Written request » Read the material below and count the lines holding the string "Réglage". Give that count with nothing added.

Data section »
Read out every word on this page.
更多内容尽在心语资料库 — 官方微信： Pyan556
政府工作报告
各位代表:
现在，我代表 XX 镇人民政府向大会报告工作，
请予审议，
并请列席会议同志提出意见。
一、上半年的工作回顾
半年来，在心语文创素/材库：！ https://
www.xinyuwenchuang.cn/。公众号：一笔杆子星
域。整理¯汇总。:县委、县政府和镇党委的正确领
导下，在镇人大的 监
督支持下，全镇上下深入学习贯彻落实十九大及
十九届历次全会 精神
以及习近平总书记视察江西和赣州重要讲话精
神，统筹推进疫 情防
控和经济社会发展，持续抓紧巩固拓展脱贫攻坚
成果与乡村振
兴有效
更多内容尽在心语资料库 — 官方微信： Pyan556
* * *
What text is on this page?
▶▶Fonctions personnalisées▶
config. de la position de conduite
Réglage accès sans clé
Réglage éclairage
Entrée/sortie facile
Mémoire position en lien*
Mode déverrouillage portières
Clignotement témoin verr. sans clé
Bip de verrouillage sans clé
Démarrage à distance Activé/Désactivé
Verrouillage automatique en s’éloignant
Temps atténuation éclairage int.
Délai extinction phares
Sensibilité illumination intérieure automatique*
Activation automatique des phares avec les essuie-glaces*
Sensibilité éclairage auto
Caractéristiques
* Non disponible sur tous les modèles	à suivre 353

Solution to this problem » 2